### Work to be completed
Which lines of the records contain "CARLTON"? Collect every one of them.

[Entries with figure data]
## START

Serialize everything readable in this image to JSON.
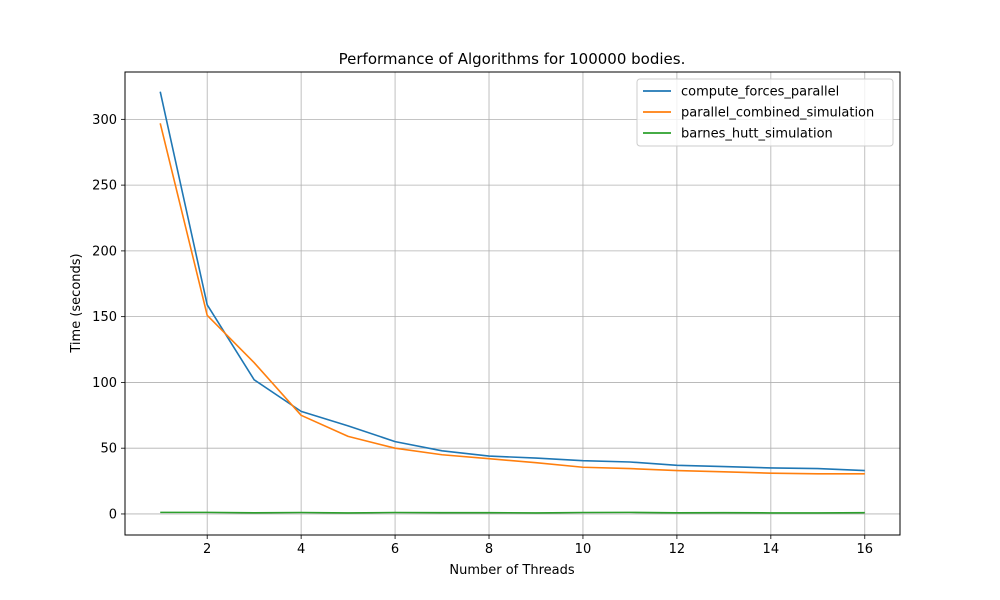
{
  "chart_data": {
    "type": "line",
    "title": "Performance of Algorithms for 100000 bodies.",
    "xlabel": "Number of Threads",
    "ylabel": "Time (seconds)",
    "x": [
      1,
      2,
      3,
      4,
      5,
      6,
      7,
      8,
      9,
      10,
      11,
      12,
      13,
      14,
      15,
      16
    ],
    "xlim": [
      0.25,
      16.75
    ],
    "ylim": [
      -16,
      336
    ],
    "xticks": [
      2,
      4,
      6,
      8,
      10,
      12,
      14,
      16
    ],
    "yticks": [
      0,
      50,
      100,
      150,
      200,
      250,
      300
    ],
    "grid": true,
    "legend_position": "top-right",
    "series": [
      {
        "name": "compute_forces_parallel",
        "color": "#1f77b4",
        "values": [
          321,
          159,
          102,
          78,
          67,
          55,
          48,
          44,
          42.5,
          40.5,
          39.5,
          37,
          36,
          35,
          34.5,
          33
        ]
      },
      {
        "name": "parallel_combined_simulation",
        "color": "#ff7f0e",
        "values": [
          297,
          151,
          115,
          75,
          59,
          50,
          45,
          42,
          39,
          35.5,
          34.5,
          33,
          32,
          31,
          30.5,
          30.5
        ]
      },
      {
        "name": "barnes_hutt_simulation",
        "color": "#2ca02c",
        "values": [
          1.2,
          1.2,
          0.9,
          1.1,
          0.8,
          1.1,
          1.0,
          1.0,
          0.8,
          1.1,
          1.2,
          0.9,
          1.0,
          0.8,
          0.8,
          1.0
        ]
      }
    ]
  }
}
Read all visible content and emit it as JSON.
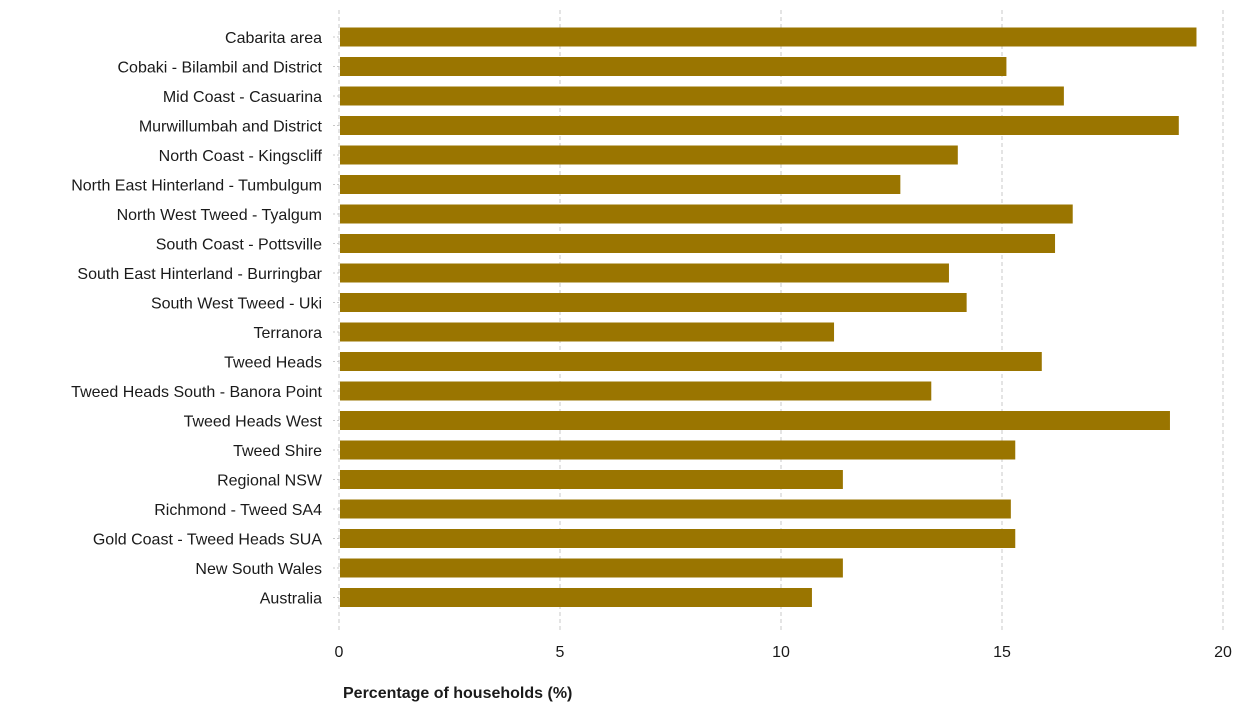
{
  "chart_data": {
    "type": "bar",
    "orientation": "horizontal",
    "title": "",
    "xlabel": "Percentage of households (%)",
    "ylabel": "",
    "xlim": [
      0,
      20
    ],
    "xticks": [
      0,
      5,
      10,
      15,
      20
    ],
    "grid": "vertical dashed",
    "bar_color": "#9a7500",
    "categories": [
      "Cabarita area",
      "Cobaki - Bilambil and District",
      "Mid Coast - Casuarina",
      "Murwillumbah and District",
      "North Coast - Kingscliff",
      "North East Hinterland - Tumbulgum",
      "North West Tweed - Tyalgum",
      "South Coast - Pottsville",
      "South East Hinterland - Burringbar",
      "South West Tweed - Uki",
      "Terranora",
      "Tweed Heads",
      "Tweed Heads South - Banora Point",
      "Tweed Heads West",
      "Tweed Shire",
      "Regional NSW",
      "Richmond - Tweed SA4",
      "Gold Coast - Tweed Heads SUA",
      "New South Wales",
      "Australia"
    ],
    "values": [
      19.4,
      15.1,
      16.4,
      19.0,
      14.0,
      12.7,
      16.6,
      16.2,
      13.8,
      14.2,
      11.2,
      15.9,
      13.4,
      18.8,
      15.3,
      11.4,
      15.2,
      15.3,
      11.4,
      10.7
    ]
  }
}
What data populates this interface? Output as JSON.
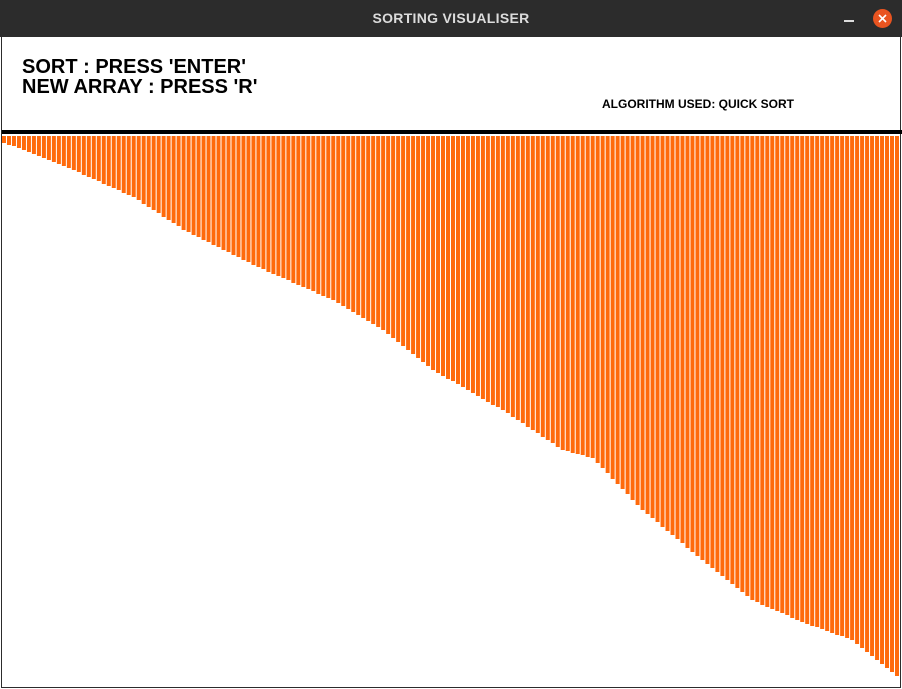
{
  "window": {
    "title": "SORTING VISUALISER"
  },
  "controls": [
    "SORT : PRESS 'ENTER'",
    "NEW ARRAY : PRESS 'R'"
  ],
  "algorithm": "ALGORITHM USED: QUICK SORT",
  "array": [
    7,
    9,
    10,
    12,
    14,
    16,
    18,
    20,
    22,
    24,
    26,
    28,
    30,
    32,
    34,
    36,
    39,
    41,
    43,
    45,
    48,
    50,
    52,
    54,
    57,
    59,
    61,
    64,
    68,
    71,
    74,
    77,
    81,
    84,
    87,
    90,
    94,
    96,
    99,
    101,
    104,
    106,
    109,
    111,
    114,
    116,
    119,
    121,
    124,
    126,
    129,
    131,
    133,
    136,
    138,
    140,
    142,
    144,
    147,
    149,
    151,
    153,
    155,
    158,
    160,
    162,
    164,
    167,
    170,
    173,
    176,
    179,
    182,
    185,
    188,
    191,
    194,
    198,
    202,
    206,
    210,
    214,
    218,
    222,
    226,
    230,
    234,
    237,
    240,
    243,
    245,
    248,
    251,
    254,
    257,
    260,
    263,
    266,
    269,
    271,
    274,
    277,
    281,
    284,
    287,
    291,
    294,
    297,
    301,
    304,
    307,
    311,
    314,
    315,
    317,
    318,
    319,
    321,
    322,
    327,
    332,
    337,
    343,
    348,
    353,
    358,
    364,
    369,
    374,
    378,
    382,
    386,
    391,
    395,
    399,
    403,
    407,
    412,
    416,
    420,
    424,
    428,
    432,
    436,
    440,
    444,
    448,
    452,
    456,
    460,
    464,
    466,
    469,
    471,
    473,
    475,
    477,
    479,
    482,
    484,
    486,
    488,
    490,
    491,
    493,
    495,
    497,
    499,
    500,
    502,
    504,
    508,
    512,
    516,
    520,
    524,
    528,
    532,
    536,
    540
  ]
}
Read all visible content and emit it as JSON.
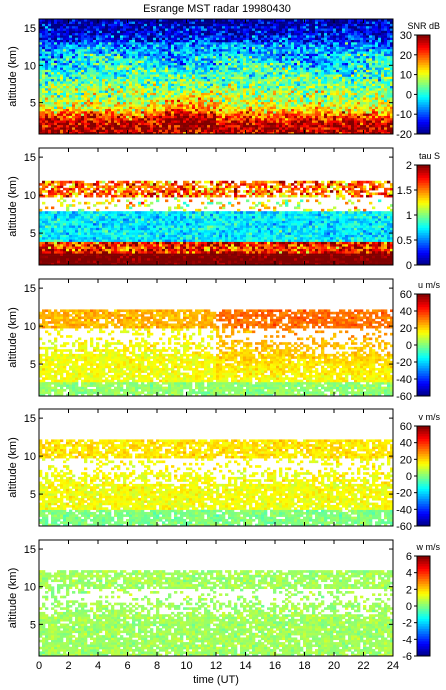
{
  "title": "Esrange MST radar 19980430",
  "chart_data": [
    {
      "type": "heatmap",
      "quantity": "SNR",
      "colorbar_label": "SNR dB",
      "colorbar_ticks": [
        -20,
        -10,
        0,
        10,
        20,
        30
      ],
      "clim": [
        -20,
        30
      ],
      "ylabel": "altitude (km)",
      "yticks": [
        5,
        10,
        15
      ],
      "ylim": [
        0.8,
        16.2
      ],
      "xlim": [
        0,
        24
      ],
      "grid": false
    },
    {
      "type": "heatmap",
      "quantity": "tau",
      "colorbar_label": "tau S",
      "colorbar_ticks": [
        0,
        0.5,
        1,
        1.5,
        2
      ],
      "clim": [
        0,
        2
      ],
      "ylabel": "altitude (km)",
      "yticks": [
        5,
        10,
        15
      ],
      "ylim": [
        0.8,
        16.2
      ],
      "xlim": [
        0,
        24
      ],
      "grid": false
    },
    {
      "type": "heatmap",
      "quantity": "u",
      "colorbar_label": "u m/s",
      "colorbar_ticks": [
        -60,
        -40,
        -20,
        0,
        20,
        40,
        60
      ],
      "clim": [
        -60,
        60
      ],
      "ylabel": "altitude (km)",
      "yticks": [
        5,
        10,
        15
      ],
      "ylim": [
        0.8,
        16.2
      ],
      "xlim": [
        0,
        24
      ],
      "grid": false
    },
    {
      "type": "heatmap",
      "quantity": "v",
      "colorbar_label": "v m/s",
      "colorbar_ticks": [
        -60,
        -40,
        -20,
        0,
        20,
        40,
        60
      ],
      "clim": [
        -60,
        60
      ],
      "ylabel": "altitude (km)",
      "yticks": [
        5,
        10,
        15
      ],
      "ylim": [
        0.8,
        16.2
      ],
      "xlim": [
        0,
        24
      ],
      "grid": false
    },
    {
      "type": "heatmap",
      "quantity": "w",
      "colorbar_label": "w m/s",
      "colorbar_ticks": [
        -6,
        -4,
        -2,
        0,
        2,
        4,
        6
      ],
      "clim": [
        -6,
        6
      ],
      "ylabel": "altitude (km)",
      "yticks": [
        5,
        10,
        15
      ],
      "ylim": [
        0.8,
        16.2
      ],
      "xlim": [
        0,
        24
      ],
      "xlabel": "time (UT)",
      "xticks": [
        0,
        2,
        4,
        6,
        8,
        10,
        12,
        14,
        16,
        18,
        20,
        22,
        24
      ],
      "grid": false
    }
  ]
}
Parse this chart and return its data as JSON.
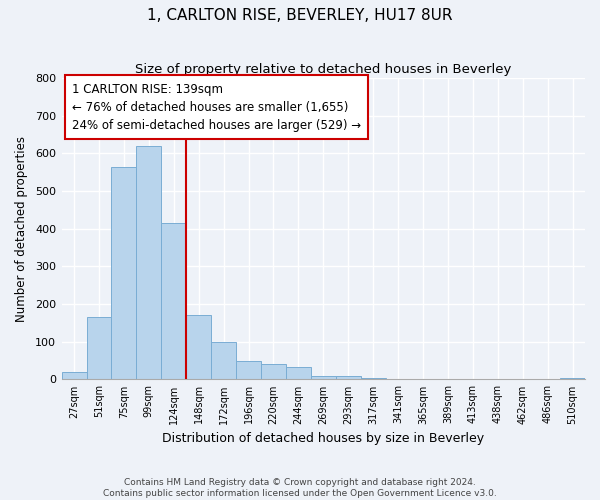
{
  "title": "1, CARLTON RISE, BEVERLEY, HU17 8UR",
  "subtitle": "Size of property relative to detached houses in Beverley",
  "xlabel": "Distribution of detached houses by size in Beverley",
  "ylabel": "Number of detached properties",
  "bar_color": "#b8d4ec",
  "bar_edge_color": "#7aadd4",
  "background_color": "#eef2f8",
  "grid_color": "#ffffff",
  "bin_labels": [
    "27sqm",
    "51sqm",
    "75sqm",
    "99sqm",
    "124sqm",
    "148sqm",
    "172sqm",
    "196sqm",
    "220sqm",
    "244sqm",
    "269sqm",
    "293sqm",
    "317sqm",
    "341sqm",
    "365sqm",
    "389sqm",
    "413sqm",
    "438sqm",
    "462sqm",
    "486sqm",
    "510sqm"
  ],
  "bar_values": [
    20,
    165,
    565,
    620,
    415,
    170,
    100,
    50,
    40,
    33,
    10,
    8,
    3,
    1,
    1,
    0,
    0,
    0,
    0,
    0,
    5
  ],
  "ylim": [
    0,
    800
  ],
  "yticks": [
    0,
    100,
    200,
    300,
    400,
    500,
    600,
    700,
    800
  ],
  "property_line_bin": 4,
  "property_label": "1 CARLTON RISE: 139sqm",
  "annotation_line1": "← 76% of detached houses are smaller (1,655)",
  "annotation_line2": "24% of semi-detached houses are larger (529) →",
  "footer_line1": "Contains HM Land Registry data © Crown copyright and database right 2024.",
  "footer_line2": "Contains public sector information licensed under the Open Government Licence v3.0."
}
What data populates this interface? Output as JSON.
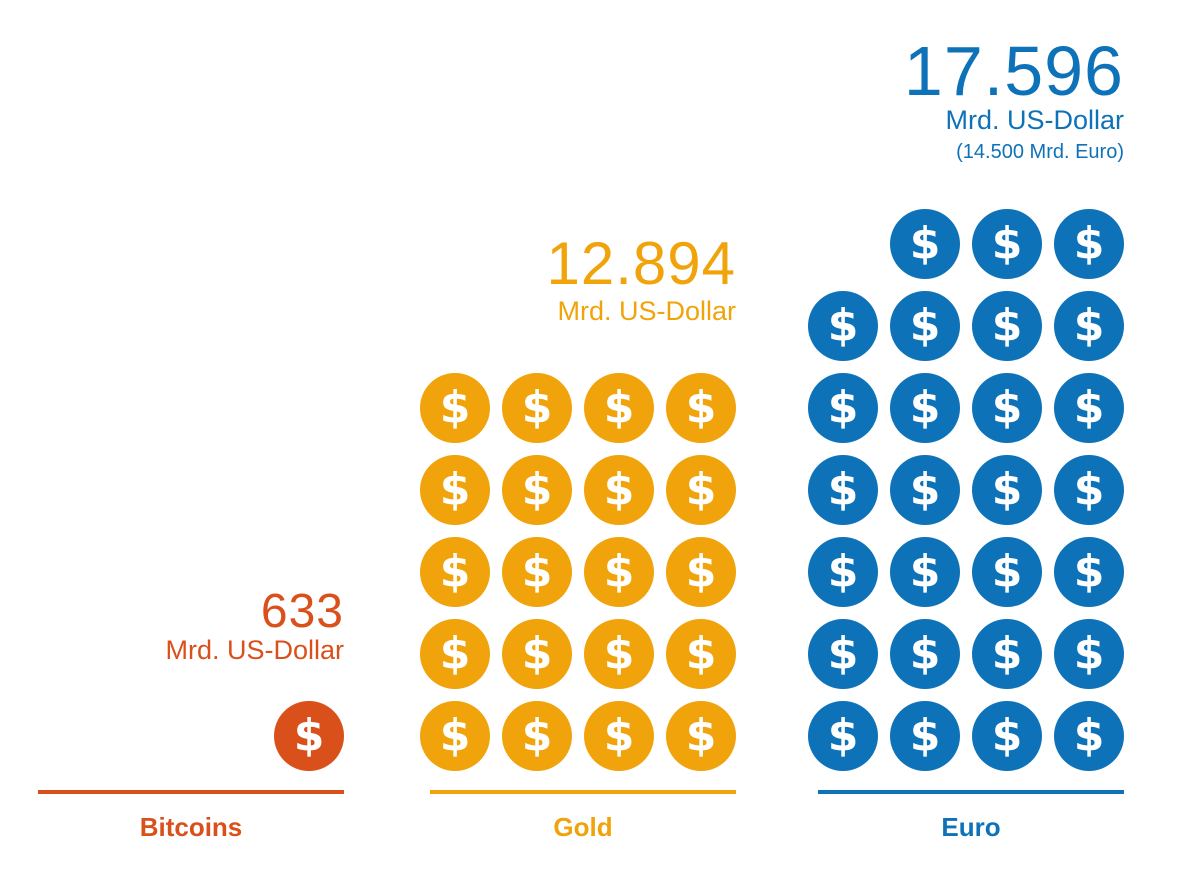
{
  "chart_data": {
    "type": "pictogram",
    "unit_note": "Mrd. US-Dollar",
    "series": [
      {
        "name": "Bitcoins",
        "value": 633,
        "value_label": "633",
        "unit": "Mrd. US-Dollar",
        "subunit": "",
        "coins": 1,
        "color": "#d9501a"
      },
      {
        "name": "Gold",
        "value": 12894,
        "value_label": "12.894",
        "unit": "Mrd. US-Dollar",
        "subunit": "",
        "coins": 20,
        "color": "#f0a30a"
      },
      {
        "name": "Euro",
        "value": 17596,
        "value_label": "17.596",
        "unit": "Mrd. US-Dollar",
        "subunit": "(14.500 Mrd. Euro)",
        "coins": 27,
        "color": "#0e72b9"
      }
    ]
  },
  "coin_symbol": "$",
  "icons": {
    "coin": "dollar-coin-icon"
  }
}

## END

### Written answer
  "title": "1, CARLTON RISE, BEVERLEY, HU17 8UR",
  "property_label": "1 CARLTON RISE: 139sqm",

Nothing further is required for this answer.